_Challenge:_ Can you quote the records below in full, word for word?

_Record set:_
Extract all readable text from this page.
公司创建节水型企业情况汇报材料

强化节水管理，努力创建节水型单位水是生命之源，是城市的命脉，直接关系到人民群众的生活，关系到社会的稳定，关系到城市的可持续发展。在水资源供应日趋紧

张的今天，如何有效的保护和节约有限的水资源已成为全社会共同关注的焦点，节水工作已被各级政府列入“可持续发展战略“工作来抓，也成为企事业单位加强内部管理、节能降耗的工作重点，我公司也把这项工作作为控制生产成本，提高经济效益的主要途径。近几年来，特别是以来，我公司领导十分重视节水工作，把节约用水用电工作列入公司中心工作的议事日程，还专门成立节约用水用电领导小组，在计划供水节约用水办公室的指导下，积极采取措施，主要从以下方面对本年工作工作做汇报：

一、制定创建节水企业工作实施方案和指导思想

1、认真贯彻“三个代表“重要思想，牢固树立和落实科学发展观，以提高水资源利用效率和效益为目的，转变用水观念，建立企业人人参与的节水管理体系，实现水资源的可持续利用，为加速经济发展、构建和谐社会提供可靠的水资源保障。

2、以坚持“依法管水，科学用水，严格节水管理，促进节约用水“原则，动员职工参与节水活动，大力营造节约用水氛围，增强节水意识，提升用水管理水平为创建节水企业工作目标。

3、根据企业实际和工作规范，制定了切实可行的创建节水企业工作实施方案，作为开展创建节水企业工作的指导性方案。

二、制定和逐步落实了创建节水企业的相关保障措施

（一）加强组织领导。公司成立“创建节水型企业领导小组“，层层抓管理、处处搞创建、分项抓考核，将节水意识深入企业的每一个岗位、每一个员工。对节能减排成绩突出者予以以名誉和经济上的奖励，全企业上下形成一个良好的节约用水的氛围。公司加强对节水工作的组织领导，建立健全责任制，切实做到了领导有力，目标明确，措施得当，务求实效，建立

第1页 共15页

_Solution for this task:_
Extract all readable text from this page.
公司创建节水型企业情况汇报材料

强化节水管理，努力创建节水型单位水是生命之源，是城市的命脉，直接关系到人民群众的生活，关系到社会的稳定，关系到城市的可持续发展。在水资源供应日趋紧

张的今天，如何有效的保护和节约有限的水资源已成为全社会共同关注的焦点，节水工作已被各级政府列入“可持续发展战略“工作来抓，也成为企事业单位加强内部管理、节能降耗的工作重点，我公司也把这项工作作为控制生产成本，提高经济效益的主要途径。近几年来，特别是以来，我公司领导十分重视节水工作，把节约用水用电工作列入公司中心工作的议事日程，还专门成立节约用水用电领导小组，在计划供水节约用水办公室的指导下，积极采取措施，主要从以下方面对本年工作工作做汇报：

一、制定创建节水企业工作实施方案和指导思想

1、认真贯彻“三个代表“重要思想，牢固树立和落实科学发展观，以提高水资源利用效率和效益为目的，转变用水观念，建立企业人人参与的节水管理体系，实现水资源的可持续利用，为加速经济发展、构建和谐社会提供可靠的水资源保障。

2、以坚持“依法管水，科学用水，严格节水管理，促进节约用水“原则，动员职工参与节水活动，大力营造节约用水氛围，增强节水意识，提升用水管理水平为创建节水企业工作目标。

3、根据企业实际和工作规范，制定了切实可行的创建节水企业工作实施方案，作为开展创建节水企业工作的指导性方案。

二、制定和逐步落实了创建节水企业的相关保障措施

（一）加强组织领导。公司成立“创建节水型企业领导小组“，层层抓管理、处处搞创建、分项抓考核，将节水意识深入企业的每一个岗位、每一个员工。对节能减排成绩突出者予以以名誉和经济上的奖励，全企业上下形成一个良好的节约用水的氛围。公司加强对节水工作的组织领导，建立健全责任制，切实做到了领导有力，目标明确，措施得当，务求实效，建立

第1页 共15页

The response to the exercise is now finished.